(Task brief)
Repeat every line below exactly as it reads.

(Information supplied)
####################

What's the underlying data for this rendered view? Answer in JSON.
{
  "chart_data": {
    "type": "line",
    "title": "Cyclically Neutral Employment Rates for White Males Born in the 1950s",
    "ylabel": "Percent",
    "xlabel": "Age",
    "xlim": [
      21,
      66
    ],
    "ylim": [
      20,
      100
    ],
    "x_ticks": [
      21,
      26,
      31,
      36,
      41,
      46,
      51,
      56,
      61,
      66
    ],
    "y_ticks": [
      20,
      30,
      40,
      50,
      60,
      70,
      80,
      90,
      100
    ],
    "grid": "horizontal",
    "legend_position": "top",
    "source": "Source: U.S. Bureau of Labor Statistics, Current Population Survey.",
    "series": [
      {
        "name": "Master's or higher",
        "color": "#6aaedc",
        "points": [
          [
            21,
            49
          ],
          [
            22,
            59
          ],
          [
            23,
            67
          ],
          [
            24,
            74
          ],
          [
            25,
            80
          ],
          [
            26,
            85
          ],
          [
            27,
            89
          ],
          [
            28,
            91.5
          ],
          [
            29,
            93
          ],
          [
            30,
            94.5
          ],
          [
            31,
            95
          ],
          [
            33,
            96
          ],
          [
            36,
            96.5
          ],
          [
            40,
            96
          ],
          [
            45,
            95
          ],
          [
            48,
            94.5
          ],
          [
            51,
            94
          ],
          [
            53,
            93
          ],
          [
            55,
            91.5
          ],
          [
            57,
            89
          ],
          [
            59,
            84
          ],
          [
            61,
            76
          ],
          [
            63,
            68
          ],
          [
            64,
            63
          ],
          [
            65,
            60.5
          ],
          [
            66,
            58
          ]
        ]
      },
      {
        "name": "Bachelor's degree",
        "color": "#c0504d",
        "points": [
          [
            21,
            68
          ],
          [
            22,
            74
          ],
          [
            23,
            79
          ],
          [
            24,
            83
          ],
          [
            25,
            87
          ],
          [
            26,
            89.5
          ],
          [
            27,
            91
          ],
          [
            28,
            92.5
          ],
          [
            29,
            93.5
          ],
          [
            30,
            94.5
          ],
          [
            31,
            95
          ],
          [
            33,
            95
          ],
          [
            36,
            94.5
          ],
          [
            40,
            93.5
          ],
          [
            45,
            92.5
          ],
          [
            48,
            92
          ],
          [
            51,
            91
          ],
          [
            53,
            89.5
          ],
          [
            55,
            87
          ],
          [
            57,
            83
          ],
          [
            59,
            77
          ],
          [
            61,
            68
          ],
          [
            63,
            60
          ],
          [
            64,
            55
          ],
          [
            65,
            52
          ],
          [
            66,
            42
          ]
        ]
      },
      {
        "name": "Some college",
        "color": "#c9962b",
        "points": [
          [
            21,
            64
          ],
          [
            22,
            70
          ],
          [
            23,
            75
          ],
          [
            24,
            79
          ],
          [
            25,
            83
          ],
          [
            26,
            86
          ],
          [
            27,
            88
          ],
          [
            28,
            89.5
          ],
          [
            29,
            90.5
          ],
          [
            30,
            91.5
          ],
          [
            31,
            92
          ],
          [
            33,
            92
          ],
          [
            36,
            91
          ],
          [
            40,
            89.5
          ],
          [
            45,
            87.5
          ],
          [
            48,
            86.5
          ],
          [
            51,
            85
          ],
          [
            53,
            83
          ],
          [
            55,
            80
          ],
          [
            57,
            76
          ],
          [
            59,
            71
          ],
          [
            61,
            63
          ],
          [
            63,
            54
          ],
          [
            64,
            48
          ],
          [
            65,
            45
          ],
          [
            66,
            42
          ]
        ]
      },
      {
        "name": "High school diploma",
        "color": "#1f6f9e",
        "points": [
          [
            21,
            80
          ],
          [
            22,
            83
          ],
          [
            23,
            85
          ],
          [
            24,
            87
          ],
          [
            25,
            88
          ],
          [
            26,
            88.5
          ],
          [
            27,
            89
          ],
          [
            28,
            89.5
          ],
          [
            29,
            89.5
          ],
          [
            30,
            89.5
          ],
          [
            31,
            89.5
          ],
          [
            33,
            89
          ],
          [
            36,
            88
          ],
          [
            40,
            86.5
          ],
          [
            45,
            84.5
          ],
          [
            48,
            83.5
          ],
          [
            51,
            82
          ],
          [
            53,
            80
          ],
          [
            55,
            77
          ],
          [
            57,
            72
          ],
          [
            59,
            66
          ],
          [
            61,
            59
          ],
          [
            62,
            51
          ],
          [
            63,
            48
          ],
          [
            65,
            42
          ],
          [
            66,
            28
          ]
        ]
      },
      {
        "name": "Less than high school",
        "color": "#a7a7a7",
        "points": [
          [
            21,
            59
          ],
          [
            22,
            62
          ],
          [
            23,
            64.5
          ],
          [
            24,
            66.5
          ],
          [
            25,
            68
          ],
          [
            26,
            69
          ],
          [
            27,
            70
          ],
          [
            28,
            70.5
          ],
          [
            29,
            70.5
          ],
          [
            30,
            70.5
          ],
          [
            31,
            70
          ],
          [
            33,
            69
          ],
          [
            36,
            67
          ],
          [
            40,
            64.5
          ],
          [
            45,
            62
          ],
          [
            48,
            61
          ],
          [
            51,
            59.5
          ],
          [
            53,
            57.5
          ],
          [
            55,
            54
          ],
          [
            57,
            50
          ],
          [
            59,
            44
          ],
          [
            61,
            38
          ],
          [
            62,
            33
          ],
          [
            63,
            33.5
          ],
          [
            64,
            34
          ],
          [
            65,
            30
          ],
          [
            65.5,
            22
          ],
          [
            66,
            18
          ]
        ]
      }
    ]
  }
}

####################

(Solution for this problem)
What's the underlying data for this rendered view? Answer in JSON.
{
  "chart_data": {
    "type": "line",
    "title": "Cyclically Neutral Employment Rates for White Males Born in the 1950s",
    "ylabel": "Percent",
    "xlabel": "Age",
    "xlim": [
      21,
      66
    ],
    "ylim": [
      20,
      100
    ],
    "x_ticks": [
      21,
      26,
      31,
      36,
      41,
      46,
      51,
      56,
      61,
      66
    ],
    "y_ticks": [
      20,
      30,
      40,
      50,
      60,
      70,
      80,
      90,
      100
    ],
    "grid": "horizontal",
    "legend_position": "top",
    "source": "Source: U.S. Bureau of Labor Statistics, Current Population Survey.",
    "series": [
      {
        "name": "Master's or higher",
        "color": "#6aaedc",
        "points": [
          [
            21,
            49
          ],
          [
            22,
            59
          ],
          [
            23,
            67
          ],
          [
            24,
            74
          ],
          [
            25,
            80
          ],
          [
            26,
            85
          ],
          [
            27,
            89
          ],
          [
            28,
            91.5
          ],
          [
            29,
            93
          ],
          [
            30,
            94.5
          ],
          [
            31,
            95
          ],
          [
            33,
            96
          ],
          [
            36,
            96.5
          ],
          [
            40,
            96
          ],
          [
            45,
            95
          ],
          [
            48,
            94.5
          ],
          [
            51,
            94
          ],
          [
            53,
            93
          ],
          [
            55,
            91.5
          ],
          [
            57,
            89
          ],
          [
            59,
            84
          ],
          [
            61,
            76
          ],
          [
            63,
            68
          ],
          [
            64,
            63
          ],
          [
            65,
            60.5
          ],
          [
            66,
            58
          ]
        ]
      },
      {
        "name": "Bachelor's degree",
        "color": "#c0504d",
        "points": [
          [
            21,
            68
          ],
          [
            22,
            74
          ],
          [
            23,
            79
          ],
          [
            24,
            83
          ],
          [
            25,
            87
          ],
          [
            26,
            89.5
          ],
          [
            27,
            91
          ],
          [
            28,
            92.5
          ],
          [
            29,
            93.5
          ],
          [
            30,
            94.5
          ],
          [
            31,
            95
          ],
          [
            33,
            95
          ],
          [
            36,
            94.5
          ],
          [
            40,
            93.5
          ],
          [
            45,
            92.5
          ],
          [
            48,
            92
          ],
          [
            51,
            91
          ],
          [
            53,
            89.5
          ],
          [
            55,
            87
          ],
          [
            57,
            83
          ],
          [
            59,
            77
          ],
          [
            61,
            68
          ],
          [
            63,
            60
          ],
          [
            64,
            55
          ],
          [
            65,
            52
          ],
          [
            66,
            42
          ]
        ]
      },
      {
        "name": "Some college",
        "color": "#c9962b",
        "points": [
          [
            21,
            64
          ],
          [
            22,
            70
          ],
          [
            23,
            75
          ],
          [
            24,
            79
          ],
          [
            25,
            83
          ],
          [
            26,
            86
          ],
          [
            27,
            88
          ],
          [
            28,
            89.5
          ],
          [
            29,
            90.5
          ],
          [
            30,
            91.5
          ],
          [
            31,
            92
          ],
          [
            33,
            92
          ],
          [
            36,
            91
          ],
          [
            40,
            89.5
          ],
          [
            45,
            87.5
          ],
          [
            48,
            86.5
          ],
          [
            51,
            85
          ],
          [
            53,
            83
          ],
          [
            55,
            80
          ],
          [
            57,
            76
          ],
          [
            59,
            71
          ],
          [
            61,
            63
          ],
          [
            63,
            54
          ],
          [
            64,
            48
          ],
          [
            65,
            45
          ],
          [
            66,
            42
          ]
        ]
      },
      {
        "name": "High school diploma",
        "color": "#1f6f9e",
        "points": [
          [
            21,
            80
          ],
          [
            22,
            83
          ],
          [
            23,
            85
          ],
          [
            24,
            87
          ],
          [
            25,
            88
          ],
          [
            26,
            88.5
          ],
          [
            27,
            89
          ],
          [
            28,
            89.5
          ],
          [
            29,
            89.5
          ],
          [
            30,
            89.5
          ],
          [
            31,
            89.5
          ],
          [
            33,
            89
          ],
          [
            36,
            88
          ],
          [
            40,
            86.5
          ],
          [
            45,
            84.5
          ],
          [
            48,
            83.5
          ],
          [
            51,
            82
          ],
          [
            53,
            80
          ],
          [
            55,
            77
          ],
          [
            57,
            72
          ],
          [
            59,
            66
          ],
          [
            61,
            59
          ],
          [
            62,
            51
          ],
          [
            63,
            48
          ],
          [
            65,
            42
          ],
          [
            66,
            28
          ]
        ]
      },
      {
        "name": "Less than high school",
        "color": "#a7a7a7",
        "points": [
          [
            21,
            59
          ],
          [
            22,
            62
          ],
          [
            23,
            64.5
          ],
          [
            24,
            66.5
          ],
          [
            25,
            68
          ],
          [
            26,
            69
          ],
          [
            27,
            70
          ],
          [
            28,
            70.5
          ],
          [
            29,
            70.5
          ],
          [
            30,
            70.5
          ],
          [
            31,
            70
          ],
          [
            33,
            69
          ],
          [
            36,
            67
          ],
          [
            40,
            64.5
          ],
          [
            45,
            62
          ],
          [
            48,
            61
          ],
          [
            51,
            59.5
          ],
          [
            53,
            57.5
          ],
          [
            55,
            54
          ],
          [
            57,
            50
          ],
          [
            59,
            44
          ],
          [
            61,
            38
          ],
          [
            62,
            33
          ],
          [
            63,
            33.5
          ],
          [
            64,
            34
          ],
          [
            65,
            30
          ],
          [
            65.5,
            22
          ],
          [
            66,
            18
          ]
        ]
      }
    ]
  }
}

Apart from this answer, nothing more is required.